**Goal of the exercise:** From the entries below, copy out every line with "malejąco" in it.

____ Extracted entries

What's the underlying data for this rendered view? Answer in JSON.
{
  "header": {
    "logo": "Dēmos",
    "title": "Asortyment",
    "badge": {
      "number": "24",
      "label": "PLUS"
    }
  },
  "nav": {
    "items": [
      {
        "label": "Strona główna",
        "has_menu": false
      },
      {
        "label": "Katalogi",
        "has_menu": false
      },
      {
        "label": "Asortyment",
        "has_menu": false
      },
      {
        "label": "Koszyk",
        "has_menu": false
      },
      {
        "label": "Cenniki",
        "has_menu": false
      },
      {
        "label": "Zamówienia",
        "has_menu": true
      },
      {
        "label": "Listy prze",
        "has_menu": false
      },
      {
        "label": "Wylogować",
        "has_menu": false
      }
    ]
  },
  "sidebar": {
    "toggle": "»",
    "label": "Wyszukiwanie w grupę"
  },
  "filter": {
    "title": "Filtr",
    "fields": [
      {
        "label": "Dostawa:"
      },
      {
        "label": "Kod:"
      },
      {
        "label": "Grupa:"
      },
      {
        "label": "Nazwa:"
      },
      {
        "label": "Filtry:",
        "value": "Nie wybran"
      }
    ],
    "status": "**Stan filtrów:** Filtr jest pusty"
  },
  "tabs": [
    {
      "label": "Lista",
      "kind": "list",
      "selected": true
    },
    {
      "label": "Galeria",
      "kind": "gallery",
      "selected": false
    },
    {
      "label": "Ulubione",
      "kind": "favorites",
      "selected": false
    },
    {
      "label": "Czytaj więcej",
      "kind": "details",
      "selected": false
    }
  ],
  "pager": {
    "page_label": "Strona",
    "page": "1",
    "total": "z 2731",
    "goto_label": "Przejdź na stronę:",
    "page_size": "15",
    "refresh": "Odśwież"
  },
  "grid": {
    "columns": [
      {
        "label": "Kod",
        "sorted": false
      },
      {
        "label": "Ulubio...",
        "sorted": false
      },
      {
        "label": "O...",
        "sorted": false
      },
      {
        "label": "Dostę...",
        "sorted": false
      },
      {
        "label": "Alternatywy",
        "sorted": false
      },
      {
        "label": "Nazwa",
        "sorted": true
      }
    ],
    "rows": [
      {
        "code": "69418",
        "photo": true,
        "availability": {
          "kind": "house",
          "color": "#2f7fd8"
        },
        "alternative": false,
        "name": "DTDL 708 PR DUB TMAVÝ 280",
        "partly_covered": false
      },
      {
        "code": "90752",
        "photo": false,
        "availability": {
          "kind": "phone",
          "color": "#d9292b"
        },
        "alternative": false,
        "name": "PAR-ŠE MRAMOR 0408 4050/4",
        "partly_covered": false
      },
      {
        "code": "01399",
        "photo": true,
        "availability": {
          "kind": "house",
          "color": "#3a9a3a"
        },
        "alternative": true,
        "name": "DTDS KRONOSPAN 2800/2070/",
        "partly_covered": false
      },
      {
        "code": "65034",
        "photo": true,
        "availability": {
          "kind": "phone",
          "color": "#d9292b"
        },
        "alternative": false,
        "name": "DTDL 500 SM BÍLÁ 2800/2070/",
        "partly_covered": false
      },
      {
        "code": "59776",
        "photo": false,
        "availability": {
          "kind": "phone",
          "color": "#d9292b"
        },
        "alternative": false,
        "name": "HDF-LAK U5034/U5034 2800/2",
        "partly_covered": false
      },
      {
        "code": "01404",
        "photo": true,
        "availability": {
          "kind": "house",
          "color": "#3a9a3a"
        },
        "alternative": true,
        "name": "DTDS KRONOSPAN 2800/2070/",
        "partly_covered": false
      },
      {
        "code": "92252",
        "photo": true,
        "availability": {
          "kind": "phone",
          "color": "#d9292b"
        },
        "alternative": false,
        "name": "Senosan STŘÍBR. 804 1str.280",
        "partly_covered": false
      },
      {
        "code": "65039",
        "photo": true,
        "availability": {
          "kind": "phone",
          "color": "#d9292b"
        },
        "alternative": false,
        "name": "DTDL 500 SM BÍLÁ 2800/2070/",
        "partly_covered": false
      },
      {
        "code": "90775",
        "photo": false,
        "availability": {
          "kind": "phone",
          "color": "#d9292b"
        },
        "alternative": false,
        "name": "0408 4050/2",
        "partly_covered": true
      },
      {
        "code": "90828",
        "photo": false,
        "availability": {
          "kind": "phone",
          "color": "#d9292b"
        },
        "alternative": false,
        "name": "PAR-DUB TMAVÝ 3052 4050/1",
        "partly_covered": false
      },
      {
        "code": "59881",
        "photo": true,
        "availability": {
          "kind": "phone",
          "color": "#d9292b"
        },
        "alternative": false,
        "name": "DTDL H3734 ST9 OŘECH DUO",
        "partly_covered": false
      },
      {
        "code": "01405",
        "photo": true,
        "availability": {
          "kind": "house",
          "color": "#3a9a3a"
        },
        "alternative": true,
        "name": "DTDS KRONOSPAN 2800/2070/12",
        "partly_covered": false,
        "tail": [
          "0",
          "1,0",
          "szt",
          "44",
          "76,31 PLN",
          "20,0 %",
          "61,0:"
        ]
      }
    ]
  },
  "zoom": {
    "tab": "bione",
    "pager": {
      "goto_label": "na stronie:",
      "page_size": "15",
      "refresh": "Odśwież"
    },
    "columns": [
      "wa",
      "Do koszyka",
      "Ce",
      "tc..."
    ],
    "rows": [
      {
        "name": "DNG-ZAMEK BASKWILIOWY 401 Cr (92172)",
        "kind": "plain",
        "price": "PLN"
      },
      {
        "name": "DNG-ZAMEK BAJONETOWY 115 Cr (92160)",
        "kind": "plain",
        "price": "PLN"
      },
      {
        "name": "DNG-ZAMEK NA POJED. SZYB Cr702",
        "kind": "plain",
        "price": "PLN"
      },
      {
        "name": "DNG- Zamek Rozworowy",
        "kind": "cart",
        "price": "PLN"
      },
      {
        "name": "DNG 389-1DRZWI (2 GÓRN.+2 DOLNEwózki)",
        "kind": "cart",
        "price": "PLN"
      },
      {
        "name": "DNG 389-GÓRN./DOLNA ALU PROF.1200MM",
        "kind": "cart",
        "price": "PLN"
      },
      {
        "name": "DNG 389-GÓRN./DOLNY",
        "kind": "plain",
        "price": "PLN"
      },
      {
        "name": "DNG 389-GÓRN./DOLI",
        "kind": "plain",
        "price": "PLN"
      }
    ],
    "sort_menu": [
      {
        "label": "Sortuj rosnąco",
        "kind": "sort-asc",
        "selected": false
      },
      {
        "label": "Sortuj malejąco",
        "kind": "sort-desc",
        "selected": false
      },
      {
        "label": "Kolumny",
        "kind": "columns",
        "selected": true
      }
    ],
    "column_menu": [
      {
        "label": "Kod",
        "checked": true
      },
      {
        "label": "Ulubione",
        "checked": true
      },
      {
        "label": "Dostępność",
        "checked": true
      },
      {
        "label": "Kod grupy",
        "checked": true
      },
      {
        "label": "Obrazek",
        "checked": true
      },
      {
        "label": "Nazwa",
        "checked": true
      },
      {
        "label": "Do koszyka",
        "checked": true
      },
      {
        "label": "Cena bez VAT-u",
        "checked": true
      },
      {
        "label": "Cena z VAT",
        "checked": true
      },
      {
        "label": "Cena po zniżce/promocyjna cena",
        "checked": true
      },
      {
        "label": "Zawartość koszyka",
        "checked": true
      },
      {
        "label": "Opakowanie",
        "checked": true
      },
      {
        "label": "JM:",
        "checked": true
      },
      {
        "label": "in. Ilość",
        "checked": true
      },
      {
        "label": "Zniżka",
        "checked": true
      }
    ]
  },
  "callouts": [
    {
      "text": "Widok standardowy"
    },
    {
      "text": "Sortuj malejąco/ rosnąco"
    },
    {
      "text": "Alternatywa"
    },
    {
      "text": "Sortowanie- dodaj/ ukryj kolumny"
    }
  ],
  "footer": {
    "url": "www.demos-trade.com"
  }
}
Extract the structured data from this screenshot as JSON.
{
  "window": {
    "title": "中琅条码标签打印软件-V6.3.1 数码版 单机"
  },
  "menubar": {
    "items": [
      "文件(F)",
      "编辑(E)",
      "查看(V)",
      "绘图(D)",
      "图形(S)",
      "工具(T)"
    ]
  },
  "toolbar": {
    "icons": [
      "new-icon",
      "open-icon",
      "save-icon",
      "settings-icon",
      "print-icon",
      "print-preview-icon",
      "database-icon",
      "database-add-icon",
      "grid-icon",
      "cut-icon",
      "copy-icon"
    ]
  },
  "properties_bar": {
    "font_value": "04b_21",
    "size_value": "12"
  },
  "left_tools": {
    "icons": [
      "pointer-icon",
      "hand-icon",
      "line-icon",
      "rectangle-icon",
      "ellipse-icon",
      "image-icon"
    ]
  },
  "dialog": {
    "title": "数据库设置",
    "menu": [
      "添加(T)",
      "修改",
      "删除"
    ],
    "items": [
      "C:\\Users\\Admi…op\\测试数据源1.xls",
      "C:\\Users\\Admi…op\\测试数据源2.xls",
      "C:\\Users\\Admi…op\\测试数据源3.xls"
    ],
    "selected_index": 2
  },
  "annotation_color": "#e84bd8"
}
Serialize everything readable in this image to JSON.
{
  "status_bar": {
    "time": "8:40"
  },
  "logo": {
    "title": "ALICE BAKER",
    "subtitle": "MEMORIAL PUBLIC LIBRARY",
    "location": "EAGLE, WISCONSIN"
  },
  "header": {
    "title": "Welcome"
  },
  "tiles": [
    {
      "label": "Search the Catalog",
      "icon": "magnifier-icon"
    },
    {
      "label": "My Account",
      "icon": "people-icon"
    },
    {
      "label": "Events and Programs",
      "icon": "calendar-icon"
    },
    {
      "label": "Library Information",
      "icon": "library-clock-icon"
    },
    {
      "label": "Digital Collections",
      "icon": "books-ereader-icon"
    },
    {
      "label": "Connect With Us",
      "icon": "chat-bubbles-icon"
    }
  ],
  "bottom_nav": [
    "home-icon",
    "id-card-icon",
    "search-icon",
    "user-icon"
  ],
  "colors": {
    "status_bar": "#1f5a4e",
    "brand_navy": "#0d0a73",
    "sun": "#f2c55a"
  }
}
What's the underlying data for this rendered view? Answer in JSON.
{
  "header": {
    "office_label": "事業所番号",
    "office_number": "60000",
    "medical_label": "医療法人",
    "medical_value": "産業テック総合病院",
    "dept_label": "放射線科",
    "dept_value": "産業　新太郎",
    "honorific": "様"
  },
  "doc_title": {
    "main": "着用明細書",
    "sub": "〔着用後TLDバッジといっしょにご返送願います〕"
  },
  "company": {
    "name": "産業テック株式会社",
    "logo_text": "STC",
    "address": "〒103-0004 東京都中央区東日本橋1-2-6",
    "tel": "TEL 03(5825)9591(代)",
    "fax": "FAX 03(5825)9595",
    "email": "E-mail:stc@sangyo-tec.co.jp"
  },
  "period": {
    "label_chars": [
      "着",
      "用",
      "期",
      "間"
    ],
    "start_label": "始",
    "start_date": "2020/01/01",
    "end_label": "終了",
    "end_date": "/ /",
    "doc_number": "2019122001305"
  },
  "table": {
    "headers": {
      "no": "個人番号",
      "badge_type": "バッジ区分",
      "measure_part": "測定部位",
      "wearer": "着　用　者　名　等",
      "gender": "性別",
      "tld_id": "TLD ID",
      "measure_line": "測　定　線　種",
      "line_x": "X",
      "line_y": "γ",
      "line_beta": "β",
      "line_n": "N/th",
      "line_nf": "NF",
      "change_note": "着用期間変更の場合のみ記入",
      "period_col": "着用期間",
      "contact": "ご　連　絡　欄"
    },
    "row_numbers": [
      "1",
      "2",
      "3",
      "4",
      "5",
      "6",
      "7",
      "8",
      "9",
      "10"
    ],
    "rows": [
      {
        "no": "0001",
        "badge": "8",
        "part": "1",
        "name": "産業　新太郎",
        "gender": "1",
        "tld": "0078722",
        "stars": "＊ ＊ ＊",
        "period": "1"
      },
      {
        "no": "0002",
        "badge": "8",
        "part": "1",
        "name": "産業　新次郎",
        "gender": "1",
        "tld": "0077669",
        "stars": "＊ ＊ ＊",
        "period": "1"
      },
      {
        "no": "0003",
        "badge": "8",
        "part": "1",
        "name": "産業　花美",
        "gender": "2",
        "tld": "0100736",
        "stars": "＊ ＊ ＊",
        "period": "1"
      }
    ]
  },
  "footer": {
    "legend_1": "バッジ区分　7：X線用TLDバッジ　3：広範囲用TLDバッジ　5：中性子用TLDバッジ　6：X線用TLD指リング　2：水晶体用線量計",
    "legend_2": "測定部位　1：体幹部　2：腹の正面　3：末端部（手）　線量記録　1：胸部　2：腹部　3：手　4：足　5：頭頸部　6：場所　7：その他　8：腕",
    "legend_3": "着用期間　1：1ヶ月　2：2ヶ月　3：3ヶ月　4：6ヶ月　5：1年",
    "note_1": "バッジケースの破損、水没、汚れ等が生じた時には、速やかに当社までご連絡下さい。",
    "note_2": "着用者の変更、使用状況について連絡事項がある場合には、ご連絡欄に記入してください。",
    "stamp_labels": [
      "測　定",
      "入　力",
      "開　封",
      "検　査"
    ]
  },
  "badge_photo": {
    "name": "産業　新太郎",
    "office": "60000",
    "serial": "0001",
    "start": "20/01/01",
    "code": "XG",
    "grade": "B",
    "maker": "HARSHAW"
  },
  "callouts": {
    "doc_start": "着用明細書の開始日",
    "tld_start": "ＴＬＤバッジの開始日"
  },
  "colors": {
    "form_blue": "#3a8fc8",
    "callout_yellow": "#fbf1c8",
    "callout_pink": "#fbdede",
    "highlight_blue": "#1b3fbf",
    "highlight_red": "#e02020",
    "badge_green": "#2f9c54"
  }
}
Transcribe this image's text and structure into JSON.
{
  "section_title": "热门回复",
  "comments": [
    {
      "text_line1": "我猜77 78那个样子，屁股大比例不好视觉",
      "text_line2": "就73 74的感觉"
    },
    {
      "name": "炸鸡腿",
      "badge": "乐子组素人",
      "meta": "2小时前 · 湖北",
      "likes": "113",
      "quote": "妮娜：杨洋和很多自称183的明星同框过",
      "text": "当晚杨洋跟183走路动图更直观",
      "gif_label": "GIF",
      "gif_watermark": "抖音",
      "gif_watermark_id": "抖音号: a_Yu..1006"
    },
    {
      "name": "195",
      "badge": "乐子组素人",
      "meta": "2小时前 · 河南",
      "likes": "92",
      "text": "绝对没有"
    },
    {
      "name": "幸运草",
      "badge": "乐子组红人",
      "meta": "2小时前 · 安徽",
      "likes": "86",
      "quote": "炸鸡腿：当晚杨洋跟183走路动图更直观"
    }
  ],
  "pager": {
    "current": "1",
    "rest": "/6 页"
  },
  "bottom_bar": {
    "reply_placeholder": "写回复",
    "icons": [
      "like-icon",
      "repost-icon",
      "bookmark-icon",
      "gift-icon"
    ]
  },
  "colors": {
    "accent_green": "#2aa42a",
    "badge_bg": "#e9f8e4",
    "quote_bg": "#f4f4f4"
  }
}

________

**Task response:**
        "label": "Sortuj malejąco",
      "text": "Sortuj malejąco/ rosnąco"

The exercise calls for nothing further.